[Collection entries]
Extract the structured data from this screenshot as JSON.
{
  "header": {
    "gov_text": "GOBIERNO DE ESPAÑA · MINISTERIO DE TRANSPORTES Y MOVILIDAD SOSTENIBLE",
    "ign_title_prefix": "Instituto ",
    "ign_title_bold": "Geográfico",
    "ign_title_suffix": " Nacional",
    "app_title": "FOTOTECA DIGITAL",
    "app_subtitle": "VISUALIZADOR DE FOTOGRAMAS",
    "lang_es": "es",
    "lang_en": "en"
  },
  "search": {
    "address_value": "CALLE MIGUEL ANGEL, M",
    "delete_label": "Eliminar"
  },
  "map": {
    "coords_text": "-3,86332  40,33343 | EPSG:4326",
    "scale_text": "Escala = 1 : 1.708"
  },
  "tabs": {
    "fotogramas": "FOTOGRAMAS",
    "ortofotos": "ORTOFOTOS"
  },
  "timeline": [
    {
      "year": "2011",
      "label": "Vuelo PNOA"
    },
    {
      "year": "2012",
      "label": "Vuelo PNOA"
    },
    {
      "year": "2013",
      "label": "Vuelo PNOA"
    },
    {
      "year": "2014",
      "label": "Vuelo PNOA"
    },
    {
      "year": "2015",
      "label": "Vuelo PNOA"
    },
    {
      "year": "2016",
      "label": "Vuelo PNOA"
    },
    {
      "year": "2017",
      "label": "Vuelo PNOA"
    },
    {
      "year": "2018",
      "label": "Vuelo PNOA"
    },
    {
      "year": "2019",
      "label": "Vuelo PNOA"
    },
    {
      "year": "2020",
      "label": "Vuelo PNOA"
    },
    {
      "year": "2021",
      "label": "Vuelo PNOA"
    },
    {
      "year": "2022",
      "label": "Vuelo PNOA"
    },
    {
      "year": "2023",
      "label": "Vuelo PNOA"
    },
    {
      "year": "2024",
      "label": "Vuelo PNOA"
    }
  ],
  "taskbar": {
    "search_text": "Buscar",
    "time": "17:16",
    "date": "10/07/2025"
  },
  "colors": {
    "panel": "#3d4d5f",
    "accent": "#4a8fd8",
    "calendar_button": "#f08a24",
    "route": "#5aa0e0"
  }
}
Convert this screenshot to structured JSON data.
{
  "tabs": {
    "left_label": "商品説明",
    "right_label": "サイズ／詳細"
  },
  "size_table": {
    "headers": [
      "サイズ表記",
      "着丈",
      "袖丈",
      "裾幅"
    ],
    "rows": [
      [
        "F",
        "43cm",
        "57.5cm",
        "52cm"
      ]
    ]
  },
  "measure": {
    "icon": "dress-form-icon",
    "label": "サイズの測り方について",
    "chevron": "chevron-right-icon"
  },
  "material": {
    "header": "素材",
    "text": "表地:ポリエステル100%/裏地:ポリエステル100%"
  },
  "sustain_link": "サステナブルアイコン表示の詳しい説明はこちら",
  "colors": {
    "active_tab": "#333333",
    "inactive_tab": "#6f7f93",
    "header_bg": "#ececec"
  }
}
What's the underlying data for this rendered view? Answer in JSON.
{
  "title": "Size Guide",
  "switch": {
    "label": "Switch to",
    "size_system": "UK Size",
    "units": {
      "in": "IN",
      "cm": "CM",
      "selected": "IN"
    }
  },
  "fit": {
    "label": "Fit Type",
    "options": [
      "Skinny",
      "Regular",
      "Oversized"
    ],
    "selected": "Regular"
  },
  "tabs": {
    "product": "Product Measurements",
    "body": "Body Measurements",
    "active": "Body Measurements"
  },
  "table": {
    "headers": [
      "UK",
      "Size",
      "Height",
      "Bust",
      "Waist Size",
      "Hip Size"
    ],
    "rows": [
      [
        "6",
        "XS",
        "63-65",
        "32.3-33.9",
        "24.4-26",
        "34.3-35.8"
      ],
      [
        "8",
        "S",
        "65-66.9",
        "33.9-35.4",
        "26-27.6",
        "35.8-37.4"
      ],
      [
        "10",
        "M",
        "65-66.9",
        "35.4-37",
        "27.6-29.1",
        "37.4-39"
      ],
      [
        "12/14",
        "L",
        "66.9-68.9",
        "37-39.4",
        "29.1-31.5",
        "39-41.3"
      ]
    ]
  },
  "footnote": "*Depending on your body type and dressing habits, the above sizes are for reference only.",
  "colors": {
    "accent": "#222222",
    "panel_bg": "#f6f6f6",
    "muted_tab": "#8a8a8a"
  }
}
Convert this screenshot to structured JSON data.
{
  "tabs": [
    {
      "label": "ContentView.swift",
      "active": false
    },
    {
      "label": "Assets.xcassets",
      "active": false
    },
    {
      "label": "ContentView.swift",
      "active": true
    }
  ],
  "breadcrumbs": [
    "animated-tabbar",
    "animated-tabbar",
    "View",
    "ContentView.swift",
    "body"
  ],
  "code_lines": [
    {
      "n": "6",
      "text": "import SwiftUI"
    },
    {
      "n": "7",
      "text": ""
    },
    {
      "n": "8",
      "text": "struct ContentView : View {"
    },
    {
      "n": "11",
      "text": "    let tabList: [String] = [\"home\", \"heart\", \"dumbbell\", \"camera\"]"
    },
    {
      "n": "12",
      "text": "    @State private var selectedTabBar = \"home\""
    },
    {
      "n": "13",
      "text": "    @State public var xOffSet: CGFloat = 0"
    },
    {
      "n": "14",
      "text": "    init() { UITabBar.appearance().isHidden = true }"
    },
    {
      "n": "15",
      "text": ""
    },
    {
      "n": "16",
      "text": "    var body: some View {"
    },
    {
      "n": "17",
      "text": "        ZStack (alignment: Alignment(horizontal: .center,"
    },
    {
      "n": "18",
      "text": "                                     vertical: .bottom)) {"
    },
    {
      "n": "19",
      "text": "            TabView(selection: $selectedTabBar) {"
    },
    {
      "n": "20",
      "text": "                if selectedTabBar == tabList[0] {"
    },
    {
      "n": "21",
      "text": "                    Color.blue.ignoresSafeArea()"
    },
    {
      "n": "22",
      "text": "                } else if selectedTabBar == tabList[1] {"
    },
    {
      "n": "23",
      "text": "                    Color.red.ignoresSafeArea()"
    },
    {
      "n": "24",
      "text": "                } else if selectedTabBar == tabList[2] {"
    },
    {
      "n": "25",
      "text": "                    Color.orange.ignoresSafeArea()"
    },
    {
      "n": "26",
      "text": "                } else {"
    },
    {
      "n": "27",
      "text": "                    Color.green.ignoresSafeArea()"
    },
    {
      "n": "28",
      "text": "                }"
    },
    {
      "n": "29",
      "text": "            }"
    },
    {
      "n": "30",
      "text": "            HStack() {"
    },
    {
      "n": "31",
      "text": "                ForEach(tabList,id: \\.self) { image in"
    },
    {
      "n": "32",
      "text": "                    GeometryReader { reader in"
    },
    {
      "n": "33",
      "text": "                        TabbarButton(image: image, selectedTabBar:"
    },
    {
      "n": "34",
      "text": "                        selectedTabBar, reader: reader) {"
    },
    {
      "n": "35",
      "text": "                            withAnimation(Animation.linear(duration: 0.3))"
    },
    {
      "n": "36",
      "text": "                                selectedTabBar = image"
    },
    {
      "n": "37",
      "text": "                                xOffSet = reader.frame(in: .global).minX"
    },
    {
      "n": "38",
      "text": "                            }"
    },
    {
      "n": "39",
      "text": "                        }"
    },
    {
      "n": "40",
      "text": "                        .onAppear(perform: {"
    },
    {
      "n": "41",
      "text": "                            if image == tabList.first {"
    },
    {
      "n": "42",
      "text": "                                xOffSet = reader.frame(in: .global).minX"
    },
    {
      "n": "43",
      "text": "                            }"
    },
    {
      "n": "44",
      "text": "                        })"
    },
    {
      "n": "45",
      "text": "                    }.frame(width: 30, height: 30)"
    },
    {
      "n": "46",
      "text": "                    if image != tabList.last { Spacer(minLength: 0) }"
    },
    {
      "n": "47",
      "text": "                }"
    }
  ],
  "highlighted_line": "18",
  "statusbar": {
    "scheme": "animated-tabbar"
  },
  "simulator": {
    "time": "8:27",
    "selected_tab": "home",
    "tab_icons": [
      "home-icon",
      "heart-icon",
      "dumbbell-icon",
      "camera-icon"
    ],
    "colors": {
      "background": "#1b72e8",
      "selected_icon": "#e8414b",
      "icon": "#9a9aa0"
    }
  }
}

* Requirement:
Go through the entries above and copy every line containing "data".

* Solution to this exercise:
Extract the structured data from this screenshot as JSON.
Convert this screenshot to structured JSON data.
What's the underlying data for this rendered view? Answer in JSON.
Convert this screenshot to structured JSON data.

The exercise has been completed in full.